Stored data:
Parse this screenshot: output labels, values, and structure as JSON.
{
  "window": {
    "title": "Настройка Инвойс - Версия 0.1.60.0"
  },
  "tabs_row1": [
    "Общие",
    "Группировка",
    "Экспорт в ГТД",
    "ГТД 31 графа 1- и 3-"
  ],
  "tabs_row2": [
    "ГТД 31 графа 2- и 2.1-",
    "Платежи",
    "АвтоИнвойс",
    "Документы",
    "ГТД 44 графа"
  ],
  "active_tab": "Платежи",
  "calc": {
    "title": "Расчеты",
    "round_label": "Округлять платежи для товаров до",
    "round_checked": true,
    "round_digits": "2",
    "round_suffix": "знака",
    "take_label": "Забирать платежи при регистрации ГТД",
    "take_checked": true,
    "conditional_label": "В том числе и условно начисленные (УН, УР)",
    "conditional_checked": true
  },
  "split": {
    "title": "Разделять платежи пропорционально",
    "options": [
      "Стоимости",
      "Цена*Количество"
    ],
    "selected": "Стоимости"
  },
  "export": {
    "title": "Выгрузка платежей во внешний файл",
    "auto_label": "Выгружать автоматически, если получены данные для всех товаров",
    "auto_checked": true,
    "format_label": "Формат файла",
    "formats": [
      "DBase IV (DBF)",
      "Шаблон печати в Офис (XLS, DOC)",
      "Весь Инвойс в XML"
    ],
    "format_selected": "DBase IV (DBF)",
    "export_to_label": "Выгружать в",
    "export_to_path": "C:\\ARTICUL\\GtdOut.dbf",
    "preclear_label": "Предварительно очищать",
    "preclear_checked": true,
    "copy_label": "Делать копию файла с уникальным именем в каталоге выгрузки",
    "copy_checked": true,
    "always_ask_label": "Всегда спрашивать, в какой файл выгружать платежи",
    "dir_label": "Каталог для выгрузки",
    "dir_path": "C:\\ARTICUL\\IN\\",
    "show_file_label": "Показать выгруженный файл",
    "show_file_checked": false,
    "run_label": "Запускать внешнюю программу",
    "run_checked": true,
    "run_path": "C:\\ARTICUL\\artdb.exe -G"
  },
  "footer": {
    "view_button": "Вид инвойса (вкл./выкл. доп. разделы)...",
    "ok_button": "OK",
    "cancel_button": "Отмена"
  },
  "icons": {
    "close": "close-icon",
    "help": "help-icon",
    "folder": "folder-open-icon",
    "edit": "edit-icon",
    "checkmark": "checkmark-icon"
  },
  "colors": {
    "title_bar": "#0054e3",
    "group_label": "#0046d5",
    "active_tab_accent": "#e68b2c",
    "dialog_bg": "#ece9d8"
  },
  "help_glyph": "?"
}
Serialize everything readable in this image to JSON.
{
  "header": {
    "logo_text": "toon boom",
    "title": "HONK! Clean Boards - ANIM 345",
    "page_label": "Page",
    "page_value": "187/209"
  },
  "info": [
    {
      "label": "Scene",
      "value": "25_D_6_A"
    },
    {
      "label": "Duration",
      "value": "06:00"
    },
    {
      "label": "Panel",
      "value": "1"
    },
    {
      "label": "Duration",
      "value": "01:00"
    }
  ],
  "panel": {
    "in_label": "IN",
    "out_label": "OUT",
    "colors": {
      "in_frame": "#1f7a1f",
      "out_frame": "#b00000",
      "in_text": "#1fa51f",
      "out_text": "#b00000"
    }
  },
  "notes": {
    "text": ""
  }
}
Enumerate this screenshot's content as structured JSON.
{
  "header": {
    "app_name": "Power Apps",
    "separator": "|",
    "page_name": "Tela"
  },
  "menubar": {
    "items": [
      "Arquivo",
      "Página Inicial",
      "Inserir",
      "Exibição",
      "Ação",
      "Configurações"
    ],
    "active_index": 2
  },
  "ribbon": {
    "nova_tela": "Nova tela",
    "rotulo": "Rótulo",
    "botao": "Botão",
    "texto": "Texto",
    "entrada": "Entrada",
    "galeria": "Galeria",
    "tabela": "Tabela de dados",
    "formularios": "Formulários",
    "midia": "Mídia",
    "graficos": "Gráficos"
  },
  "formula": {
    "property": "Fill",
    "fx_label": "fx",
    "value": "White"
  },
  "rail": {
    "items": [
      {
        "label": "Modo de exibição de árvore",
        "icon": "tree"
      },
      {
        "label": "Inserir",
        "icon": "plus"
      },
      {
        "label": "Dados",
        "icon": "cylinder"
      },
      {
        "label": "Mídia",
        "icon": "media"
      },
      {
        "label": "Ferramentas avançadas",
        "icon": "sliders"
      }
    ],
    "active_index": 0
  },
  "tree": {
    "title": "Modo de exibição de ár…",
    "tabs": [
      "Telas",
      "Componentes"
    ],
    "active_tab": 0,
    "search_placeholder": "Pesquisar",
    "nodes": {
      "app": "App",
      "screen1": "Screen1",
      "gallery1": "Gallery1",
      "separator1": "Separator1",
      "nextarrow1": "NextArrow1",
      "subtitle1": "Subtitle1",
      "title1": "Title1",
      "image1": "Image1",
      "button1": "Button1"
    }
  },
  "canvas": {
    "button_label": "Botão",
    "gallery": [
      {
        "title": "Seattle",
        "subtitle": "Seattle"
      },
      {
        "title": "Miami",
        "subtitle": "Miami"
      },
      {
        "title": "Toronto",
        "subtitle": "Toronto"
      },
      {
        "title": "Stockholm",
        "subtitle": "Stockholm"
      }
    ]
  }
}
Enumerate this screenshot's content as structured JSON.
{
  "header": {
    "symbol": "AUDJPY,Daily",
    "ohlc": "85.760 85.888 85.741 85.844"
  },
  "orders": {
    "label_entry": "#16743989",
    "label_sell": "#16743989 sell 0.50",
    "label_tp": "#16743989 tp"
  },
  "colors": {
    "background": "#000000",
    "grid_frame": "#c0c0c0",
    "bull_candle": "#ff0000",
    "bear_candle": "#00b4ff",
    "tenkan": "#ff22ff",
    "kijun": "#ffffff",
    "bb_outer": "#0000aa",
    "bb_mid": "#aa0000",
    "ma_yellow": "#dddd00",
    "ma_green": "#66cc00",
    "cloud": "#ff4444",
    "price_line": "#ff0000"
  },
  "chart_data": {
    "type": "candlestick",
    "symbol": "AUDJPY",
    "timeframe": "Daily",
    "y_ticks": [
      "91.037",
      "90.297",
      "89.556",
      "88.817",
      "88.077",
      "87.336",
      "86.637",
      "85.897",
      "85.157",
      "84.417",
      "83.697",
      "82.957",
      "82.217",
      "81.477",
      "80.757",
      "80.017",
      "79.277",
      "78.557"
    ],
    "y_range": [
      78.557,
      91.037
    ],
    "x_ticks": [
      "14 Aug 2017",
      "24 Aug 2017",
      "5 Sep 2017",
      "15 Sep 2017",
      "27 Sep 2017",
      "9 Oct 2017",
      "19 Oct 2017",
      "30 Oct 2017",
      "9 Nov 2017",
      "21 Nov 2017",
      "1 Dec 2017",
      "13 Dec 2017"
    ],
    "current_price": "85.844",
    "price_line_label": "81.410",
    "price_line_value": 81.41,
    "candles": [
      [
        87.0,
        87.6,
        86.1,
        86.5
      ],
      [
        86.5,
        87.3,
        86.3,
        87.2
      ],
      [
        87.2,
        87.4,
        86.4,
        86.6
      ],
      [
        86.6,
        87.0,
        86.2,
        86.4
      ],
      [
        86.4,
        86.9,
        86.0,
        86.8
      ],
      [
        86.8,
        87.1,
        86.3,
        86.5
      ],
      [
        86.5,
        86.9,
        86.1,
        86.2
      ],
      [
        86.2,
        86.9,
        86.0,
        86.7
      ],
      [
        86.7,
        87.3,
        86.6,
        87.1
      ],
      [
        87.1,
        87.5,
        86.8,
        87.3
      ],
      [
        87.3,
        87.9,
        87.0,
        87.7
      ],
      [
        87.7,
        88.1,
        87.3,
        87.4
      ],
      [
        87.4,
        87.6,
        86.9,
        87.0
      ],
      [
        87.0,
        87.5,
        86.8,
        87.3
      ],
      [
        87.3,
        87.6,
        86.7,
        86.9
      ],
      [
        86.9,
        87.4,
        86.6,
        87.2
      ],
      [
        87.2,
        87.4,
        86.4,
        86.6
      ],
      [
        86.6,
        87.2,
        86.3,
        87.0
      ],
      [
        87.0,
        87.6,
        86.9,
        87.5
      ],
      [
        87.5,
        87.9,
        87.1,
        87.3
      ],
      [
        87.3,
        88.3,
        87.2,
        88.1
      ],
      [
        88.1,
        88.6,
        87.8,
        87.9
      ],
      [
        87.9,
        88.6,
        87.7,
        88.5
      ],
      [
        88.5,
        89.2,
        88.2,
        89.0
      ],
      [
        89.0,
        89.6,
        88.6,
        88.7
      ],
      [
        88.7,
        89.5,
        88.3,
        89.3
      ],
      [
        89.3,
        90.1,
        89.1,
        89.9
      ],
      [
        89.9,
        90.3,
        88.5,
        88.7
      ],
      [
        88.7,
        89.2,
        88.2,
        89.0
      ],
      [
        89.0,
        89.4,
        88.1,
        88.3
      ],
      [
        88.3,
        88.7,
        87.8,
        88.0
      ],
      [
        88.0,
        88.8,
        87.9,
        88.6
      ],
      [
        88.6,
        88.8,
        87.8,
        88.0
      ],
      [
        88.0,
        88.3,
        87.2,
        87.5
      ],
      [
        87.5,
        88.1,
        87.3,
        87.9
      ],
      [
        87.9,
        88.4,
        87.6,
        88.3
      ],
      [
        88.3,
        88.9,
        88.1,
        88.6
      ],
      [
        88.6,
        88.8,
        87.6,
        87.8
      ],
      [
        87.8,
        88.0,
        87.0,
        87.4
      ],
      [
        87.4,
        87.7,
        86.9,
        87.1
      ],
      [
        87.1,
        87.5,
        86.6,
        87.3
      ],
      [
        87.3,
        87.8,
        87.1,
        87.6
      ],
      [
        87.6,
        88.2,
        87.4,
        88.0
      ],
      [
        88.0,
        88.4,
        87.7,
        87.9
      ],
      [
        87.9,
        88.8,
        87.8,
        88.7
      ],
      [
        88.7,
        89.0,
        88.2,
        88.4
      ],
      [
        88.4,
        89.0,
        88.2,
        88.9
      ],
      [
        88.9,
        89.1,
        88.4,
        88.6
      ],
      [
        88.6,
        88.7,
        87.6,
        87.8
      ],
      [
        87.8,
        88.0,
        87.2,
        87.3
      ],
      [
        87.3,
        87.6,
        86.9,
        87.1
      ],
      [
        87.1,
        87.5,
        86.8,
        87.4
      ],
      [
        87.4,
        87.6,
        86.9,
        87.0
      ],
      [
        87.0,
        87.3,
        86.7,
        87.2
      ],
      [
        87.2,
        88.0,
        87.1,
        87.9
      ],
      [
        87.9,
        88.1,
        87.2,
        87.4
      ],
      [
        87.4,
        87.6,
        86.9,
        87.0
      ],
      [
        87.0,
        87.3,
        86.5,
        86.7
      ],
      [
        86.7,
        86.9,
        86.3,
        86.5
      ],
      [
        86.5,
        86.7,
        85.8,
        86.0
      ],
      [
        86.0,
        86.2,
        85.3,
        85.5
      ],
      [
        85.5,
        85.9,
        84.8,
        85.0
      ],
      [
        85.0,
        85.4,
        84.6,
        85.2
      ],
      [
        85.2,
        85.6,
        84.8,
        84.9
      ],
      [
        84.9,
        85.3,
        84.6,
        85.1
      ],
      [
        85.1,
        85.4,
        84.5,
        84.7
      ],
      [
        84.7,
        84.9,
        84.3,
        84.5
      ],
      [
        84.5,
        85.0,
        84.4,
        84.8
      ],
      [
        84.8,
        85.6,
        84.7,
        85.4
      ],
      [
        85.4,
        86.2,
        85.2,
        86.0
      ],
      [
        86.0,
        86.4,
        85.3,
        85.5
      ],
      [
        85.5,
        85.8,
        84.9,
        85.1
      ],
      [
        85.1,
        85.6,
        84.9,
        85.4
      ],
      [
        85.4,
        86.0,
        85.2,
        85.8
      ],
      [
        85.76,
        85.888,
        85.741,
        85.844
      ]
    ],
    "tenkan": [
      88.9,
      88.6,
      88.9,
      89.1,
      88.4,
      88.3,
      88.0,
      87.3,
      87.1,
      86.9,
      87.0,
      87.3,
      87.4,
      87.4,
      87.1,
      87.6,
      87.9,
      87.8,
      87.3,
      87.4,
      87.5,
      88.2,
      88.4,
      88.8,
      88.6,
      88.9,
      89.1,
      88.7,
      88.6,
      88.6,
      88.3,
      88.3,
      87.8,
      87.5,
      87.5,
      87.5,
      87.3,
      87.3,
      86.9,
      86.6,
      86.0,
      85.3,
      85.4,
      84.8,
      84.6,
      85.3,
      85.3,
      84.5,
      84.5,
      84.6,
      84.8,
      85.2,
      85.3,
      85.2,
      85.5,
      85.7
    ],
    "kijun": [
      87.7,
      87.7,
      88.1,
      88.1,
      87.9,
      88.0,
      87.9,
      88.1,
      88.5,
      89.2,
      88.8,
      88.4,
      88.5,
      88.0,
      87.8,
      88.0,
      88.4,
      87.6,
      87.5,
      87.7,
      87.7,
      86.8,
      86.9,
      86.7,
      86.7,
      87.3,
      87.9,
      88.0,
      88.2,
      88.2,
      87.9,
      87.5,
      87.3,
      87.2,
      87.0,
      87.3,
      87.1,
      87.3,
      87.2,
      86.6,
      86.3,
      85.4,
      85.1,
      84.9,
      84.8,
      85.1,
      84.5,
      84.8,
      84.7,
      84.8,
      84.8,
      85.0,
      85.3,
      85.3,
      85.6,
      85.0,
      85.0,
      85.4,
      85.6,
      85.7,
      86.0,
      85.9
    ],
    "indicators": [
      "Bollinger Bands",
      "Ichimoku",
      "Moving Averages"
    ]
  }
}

TASK DIRECTIONS:
Look through the entries and find each line that has the string "графа". Copy those lines.

SOLUTION FOR THIS TASK:
    "ГТД 31 графа 1- и 3-"
    "ГТД 31 графа 2- и 2.1-",
    "ГТД 44 графа"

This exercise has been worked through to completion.